-- Data in this exercise --
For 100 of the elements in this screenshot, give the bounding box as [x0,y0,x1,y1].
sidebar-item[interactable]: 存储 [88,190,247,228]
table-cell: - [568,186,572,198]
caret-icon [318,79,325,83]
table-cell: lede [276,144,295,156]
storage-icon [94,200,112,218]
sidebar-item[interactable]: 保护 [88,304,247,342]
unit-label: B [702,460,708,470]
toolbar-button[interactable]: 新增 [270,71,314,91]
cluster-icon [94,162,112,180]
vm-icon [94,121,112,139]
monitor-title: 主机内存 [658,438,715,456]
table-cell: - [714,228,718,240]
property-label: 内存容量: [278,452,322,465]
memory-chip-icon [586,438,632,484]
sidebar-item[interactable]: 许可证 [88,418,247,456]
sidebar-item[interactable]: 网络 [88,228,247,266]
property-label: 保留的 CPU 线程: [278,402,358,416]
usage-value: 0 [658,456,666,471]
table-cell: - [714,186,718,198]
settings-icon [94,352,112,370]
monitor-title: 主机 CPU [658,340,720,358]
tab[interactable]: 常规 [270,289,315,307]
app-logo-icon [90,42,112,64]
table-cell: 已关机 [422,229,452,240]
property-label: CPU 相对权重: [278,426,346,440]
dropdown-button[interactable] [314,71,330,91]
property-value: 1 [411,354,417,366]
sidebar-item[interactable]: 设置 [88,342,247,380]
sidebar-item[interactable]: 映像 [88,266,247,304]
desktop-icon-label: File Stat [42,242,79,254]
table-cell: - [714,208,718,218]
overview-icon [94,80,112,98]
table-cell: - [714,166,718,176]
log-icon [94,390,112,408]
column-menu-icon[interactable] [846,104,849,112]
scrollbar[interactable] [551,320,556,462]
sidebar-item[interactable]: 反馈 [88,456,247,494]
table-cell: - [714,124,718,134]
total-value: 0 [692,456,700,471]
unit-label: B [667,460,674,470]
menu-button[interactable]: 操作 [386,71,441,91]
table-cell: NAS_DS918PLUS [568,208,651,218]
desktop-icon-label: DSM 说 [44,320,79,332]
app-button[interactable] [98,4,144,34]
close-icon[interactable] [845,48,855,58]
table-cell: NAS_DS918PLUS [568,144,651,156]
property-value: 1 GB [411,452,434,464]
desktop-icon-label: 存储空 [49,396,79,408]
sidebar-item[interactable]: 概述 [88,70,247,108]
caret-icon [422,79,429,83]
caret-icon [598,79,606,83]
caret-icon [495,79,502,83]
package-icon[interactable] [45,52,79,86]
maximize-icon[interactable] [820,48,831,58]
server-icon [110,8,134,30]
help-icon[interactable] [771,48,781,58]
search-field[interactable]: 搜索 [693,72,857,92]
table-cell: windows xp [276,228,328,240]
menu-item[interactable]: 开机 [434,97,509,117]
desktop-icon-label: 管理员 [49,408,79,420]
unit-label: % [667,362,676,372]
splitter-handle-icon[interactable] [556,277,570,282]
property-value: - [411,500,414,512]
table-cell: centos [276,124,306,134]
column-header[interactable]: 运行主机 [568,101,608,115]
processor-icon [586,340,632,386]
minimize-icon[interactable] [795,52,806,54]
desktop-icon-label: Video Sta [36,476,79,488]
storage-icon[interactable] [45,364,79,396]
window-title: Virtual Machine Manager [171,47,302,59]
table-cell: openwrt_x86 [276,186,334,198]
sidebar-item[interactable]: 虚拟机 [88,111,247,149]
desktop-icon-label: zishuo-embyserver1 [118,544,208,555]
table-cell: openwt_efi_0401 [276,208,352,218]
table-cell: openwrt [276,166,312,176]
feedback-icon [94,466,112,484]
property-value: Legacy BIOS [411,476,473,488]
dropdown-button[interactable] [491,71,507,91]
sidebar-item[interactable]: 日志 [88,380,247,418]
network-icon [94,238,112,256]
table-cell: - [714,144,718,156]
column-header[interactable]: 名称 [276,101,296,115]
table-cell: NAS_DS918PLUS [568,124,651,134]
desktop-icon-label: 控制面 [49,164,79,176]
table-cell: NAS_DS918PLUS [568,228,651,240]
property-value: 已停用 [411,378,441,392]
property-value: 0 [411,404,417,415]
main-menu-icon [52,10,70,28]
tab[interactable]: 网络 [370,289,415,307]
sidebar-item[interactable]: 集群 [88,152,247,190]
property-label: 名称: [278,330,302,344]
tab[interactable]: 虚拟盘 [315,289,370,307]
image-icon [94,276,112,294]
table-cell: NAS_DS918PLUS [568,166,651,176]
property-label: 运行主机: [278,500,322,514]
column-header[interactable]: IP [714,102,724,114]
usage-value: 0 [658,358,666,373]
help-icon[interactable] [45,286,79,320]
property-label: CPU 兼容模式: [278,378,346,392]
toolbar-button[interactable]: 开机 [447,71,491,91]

-- The request --
Pull out every row above that contains the string "header".

-- Final result --
column-header[interactable]: 运行主机 [568,101,608,115]
column-header[interactable]: 名称 [276,101,296,115]
column-header[interactable]: IP [714,102,724,114]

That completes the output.